What the exercise asks >> Extract every line of the entries below verbatim, omitting the pictures from your answer.

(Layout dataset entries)
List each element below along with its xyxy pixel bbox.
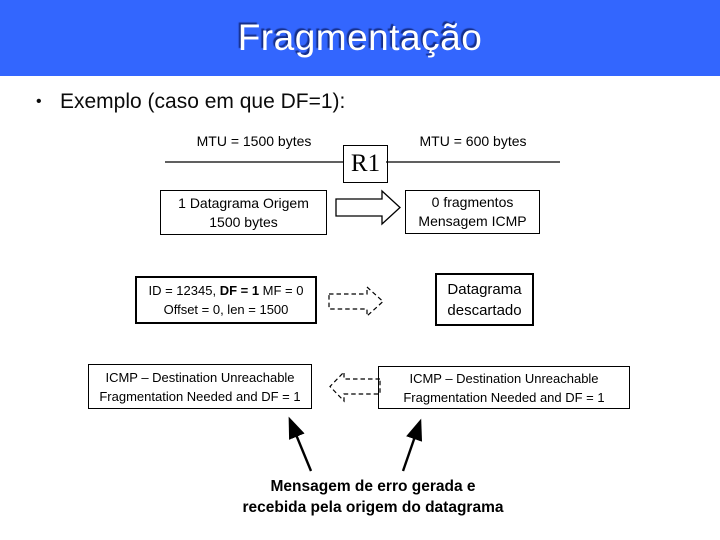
icmp-right-box: ICMP – Destination Unreachable Fragmenta… [378,366,630,409]
icmp-left-line2: Fragmentation Needed and DF = 1 [99,388,301,404]
footer-line1: Mensagem de erro gerada e [270,478,476,495]
origin-datagram-line1: 1 Datagrama Origem [178,194,309,211]
ip-df-flag: DF = 1 [219,283,260,298]
icmp-left-line1: ICMP – Destination Unreachable [105,369,295,385]
icmp-right-line2: Fragmentation Needed and DF = 1 [403,389,605,405]
mtu-left-label: MTU = 1500 bytes [196,133,312,149]
slide-header: Fragmentação [0,0,720,76]
fragments-box: 0 fragmentos Mensagem ICMP [405,190,540,234]
footer-line2: recebida pela origem do datagrama [242,499,504,516]
icmp-left-box: ICMP – Destination Unreachable Fragmenta… [88,364,312,409]
bullet-text: Exemplo (caso em que DF=1): [60,90,346,113]
mtu-right-label: MTU = 600 bytes [419,133,527,149]
up-arrow-right-icon [401,418,423,472]
ip-id-text: ID = 12345, [148,283,220,298]
dashed-arrow-left-icon [329,370,381,403]
ip-header-line1: ID = 12345, DF = 1 MF = 0 [148,281,303,300]
fragments-line2: Mensagem ICMP [418,213,527,229]
footer-caption: Mensagem de erro gerada e recebida pela … [140,476,606,518]
origin-datagram-line2: 1500 bytes [209,213,278,230]
fragments-line1: 0 fragmentos [431,194,514,210]
slide-title: Fragmentação [237,17,483,58]
discarded-line2: descartado [447,301,522,319]
block-arrow-right-icon [335,189,401,226]
bullet-icon: • [36,93,42,110]
origin-datagram-box: 1 Datagrama Origem 1500 bytes [160,190,327,235]
bullet-line: • Exemplo (caso em que DF=1): [36,90,345,114]
router-label: R1 [350,150,381,177]
ip-mf-flag: MF = 0 [259,283,304,298]
ip-header-line2: Offset = 0, len = 1500 [163,302,289,317]
discarded-line1: Datagrama [447,280,522,298]
ip-header-box: ID = 12345, DF = 1 MF = 0 Offset = 0, le… [135,276,317,324]
icmp-right-line1: ICMP – Destination Unreachable [409,370,599,386]
router-box: R1 [343,145,388,183]
dashed-arrow-right-icon [328,285,384,318]
up-arrow-left-icon [288,416,313,472]
discarded-datagram-box: Datagrama descartado [435,273,534,326]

Result of this exercise >>
List each element below along with its xyxy pixel bbox.
icmp-right-box: ICMP – Destination Unreachable Fragmenta… [378,366,630,409]
icmp-left-line2: Fragmentation Needed and DF = 1 [99,388,301,404]
footer-line1: Mensagem de erro gerada e [270,478,476,495]
origin-datagram-line1: 1 Datagrama Origem [178,194,309,211]
ip-df-flag: DF = 1 [219,283,260,298]
icmp-left-line1: ICMP – Destination Unreachable [105,369,295,385]
icmp-right-line2: Fragmentation Needed and DF = 1 [403,389,605,405]
mtu-left-label: MTU = 1500 bytes [196,133,312,149]
slide-header: Fragmentação [0,0,720,76]
fragments-box: 0 fragmentos Mensagem ICMP [405,190,540,234]
footer-line2: recebida pela origem do datagrama [242,499,504,516]
icmp-left-box: ICMP – Destination Unreachable Fragmenta… [88,364,312,409]
bullet-text: Exemplo (caso em que DF=1): [60,90,346,113]
mtu-right-label: MTU = 600 bytes [419,133,527,149]
up-arrow-right-icon [401,418,423,472]
ip-id-text: ID = 12345, [148,283,220,298]
dashed-arrow-left-icon [329,370,381,403]
ip-header-line1: ID = 12345, DF = 1 MF = 0 [148,281,303,300]
fragments-line2: Mensagem ICMP [418,213,527,229]
footer-caption: Mensagem de erro gerada e recebida pela … [140,476,606,518]
origin-datagram-line2: 1500 bytes [209,213,278,230]
fragments-line1: 0 fragmentos [431,194,514,210]
slide-title: Fragmentação [237,17,483,58]
discarded-line2: descartado [447,301,522,319]
block-arrow-right-icon [335,189,401,226]
bullet-icon: • [36,93,42,110]
origin-datagram-box: 1 Datagrama Origem 1500 bytes [160,190,327,235]
bullet-line: • Exemplo (caso em que DF=1): [36,90,345,114]
router-label: R1 [350,150,381,177]
ip-mf-flag: MF = 0 [259,283,304,298]
ip-header-line2: Offset = 0, len = 1500 [163,302,289,317]
discarded-line1: Datagrama [447,280,522,298]
ip-header-box: ID = 12345, DF = 1 MF = 0 Offset = 0, le… [135,276,317,324]
icmp-right-line1: ICMP – Destination Unreachable [409,370,599,386]
router-box: R1 [343,145,388,183]
dashed-arrow-right-icon [328,285,384,318]
up-arrow-left-icon [288,416,313,472]
discarded-datagram-box: Datagrama descartado [435,273,534,326]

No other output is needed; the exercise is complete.